Document segment

A devastating explosion. The fate of three men hanging in the balance. A catalyst in the life of one.

It was a late afternoon in April 1908, a regular workday in the machine shop for the Salem, Falls City & Western Railway in Dallas, Oregon.  Engineer August Gerlinger had just stepped into the shop to give his daily report to the master mechanic, his brother Carl.  Apprentice John Cerny was assisting with repairs to a piston brought over from the sawmill.  To make the repair and sink a rod firmly into its shaft the cylinder head needed to be heated. The process took both John and Carl Gerlinger’s efforts.

“Suddenly the head burst with a terrific explosion, one fragment tearing a hole in the north wall of the building and falling in a field at a distance of 200 feet, and the other crashing through the south wall and falling near the south east corner of the shop,” reported the Polk County Observer.

Problem set
1. Return the passage from the railway shop explosion account starting with "It was a late" and going on through "Carl Gerlinger’s efforts.", word for word.
2. Supply the next part of the account of the 1908 railway machine shop explosion in Dallas, Oregon, picking up right after its final sentence.

Dataset section
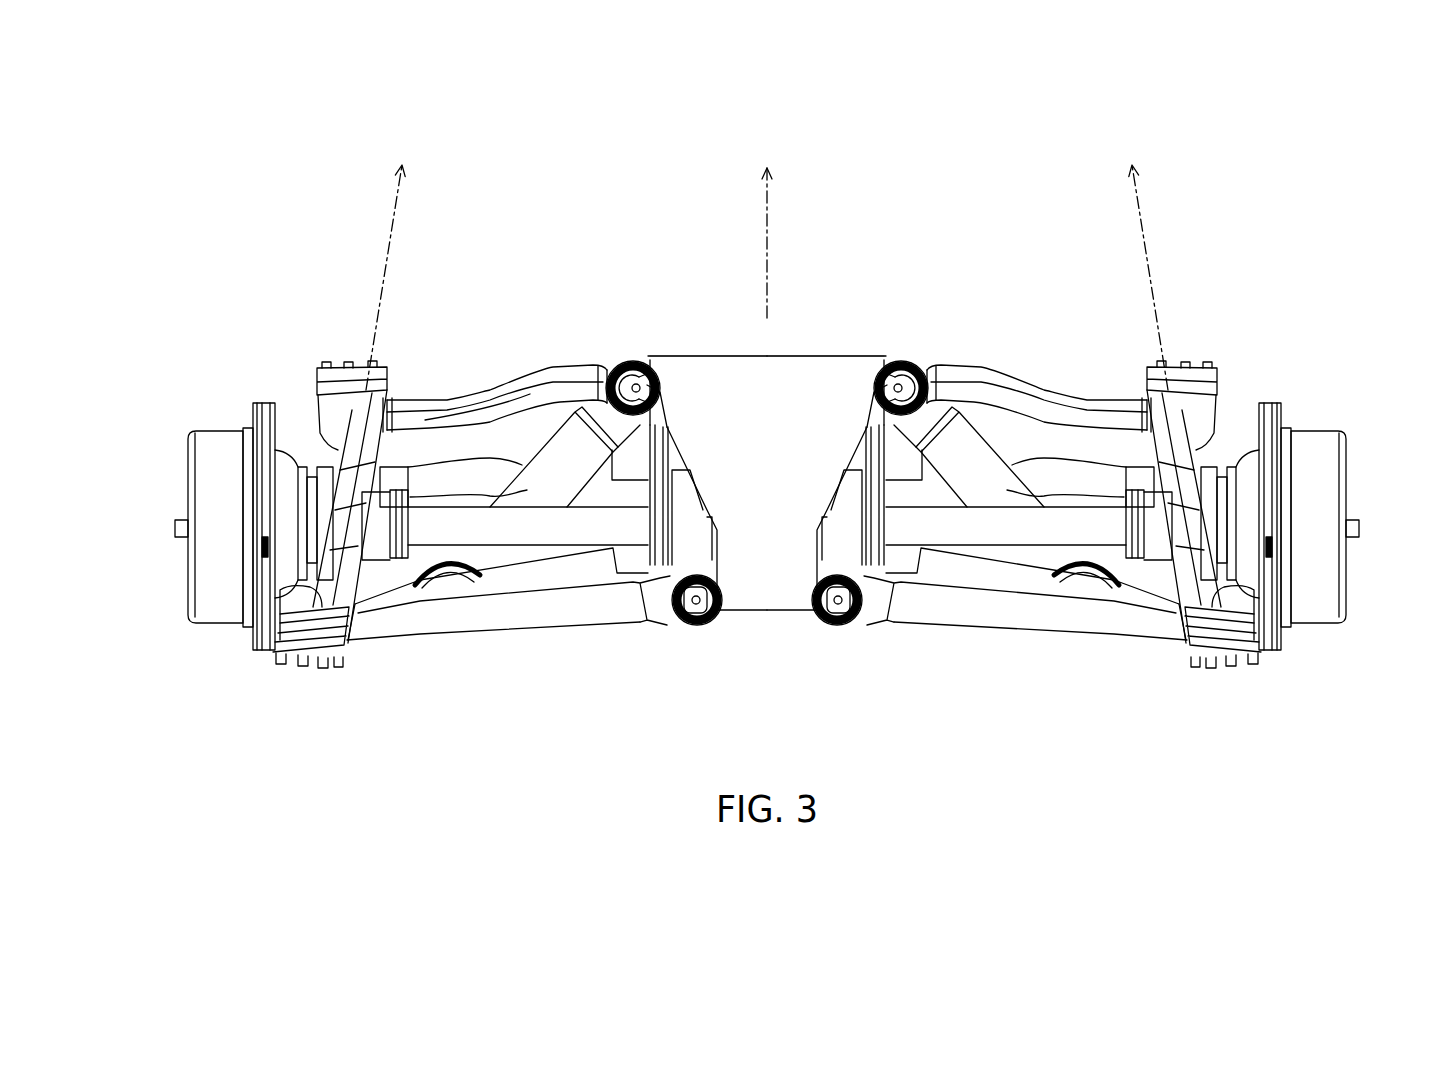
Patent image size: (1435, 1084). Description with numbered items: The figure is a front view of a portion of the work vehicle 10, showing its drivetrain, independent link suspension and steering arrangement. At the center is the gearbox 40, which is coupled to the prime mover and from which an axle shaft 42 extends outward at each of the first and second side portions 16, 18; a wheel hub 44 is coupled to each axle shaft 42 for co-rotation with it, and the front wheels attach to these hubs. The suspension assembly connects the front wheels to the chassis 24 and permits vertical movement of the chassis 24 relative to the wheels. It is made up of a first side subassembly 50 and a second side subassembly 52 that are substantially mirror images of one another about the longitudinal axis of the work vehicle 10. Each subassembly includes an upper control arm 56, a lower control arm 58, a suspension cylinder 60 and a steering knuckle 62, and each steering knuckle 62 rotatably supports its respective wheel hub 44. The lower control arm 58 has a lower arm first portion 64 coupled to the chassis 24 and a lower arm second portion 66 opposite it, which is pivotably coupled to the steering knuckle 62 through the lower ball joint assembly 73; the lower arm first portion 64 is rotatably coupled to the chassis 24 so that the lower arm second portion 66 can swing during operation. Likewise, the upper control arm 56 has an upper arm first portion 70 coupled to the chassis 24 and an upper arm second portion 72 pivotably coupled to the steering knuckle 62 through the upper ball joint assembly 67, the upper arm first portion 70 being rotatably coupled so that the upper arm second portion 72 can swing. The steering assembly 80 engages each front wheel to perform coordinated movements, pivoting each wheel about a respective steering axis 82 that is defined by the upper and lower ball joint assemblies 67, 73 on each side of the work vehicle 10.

Expected results
1.
It was a late afternoon in April 1908, a regular workday in the machine shop for the Salem, Falls City & Western Railway in Dallas, Oregon.  Engineer August Gerlinger had just stepped into the shop to give his daily report to the master mechanic, his brother Carl.  Apprentice John Cerny was assisting with repairs to a piston brought over from the sawmill.  To make the repair and sink a rod firmly into its shaft the cylinder head needed to be heated. The process took both John and Carl Gerlinger’s efforts.

2.
Cerny, the young apprentice, staggered out of the building, clothing torn with a blackened face.  August Gerlinger was found near the hole in the north wall missing the upper portion of his face.  Struck by the flying piece of iron, death had been instantaneous. Master mechanic Carl Gerlinger was found lying near the blast sight, blinded and severely wounded.

Carl Frederich Gerlinger was born 28 March 1878 in the Alsace-Lorraine region along the border of France and Germany.  He was the son of George and Matline (Haller) Gerlinger, one in a family of 8 children.  Orphaned at a young age, he was reared and educated in his native land.

While yet in his teens he was apprenticed to a master in the machinist trade in Strassbourg, Germany.  Four years was the term and the price $300 for the apprenticeship. He received no pay, was often underfed and worked hard to complete his work in three years before seeking employment elsewhere.

During the bitter German winter, and with very meager means, he walked from Strassbourg to Hamburg in 31 days.  He signed on as a machine engineer with the Hamburg-American Line and sailed to various parts of the world.  His ship was the first to deliver rails at Port Arthur in 1898 for the Trans-Siberian railway.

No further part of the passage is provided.